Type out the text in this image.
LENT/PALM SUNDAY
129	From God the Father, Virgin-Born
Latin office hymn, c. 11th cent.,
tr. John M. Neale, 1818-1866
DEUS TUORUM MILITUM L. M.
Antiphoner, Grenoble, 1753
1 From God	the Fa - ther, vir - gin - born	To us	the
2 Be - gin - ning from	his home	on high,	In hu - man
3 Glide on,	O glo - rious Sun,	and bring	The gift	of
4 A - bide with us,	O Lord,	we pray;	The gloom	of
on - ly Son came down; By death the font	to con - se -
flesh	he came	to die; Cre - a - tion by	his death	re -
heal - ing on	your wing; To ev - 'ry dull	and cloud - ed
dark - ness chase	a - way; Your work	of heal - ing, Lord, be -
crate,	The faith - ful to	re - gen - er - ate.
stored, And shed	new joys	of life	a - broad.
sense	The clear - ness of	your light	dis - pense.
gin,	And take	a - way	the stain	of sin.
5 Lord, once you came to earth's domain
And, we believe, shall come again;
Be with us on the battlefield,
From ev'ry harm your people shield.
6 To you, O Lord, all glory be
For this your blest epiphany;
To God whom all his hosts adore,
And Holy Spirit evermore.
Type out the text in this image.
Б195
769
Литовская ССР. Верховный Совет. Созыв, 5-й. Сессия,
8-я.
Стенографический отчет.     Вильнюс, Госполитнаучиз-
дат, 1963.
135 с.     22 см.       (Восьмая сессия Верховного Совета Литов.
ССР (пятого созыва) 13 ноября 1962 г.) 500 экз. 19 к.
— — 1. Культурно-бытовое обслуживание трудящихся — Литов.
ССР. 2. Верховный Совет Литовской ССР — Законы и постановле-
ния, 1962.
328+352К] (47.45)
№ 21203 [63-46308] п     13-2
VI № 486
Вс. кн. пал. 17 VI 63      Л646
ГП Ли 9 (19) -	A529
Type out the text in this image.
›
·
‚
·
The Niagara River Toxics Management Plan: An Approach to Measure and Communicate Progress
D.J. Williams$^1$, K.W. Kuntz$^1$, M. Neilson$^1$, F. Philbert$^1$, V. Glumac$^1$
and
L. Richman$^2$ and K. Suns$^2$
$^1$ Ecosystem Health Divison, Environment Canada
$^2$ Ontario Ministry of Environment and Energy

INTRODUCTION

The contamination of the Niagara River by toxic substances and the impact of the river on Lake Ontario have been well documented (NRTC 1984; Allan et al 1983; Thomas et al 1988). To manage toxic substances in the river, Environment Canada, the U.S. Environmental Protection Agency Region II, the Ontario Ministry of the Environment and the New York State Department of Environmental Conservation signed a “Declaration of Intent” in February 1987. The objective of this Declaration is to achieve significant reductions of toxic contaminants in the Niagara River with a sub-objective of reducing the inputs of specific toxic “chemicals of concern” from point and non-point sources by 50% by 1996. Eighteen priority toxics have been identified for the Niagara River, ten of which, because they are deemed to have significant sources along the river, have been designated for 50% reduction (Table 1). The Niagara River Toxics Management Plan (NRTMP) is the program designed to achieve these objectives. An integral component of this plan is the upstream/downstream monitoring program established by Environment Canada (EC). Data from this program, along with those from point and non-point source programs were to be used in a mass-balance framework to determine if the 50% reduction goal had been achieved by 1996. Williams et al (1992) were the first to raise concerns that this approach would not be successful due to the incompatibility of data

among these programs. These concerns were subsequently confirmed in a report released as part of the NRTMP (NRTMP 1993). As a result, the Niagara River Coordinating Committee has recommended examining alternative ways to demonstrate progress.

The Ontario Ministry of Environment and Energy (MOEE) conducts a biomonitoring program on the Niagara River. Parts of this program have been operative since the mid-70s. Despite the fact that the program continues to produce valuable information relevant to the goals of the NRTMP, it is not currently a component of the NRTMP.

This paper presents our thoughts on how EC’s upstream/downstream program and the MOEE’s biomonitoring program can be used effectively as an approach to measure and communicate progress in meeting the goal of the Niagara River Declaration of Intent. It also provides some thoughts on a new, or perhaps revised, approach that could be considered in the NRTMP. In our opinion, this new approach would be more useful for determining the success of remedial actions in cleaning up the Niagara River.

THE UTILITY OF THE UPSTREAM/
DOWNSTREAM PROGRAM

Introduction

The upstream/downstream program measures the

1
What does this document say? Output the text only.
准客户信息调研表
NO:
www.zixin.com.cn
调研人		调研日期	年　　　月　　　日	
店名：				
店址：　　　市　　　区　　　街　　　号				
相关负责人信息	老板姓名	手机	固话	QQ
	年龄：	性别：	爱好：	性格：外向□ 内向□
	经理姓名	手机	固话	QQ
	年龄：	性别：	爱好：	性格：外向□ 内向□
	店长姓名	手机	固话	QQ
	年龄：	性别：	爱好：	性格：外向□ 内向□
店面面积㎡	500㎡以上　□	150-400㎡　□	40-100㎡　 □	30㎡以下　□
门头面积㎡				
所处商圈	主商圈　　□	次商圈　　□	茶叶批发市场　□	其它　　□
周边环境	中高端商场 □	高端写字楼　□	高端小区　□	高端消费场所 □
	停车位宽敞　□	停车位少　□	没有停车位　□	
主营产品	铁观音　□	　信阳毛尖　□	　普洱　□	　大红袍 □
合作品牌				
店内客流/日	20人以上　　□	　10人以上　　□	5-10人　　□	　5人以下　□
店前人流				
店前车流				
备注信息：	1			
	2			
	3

= = = =

- **Set exercise**: List every line above that contains the word "Lord".

- **Solution to the exercise**:
4 A - bide with us,	O Lord,	we pray;	The gloom	of
dark - ness chase	a - way; Your work	of heal - ing, Lord, be -
5 Lord, once you came to earth's domain
6 To you, O Lord, all glory be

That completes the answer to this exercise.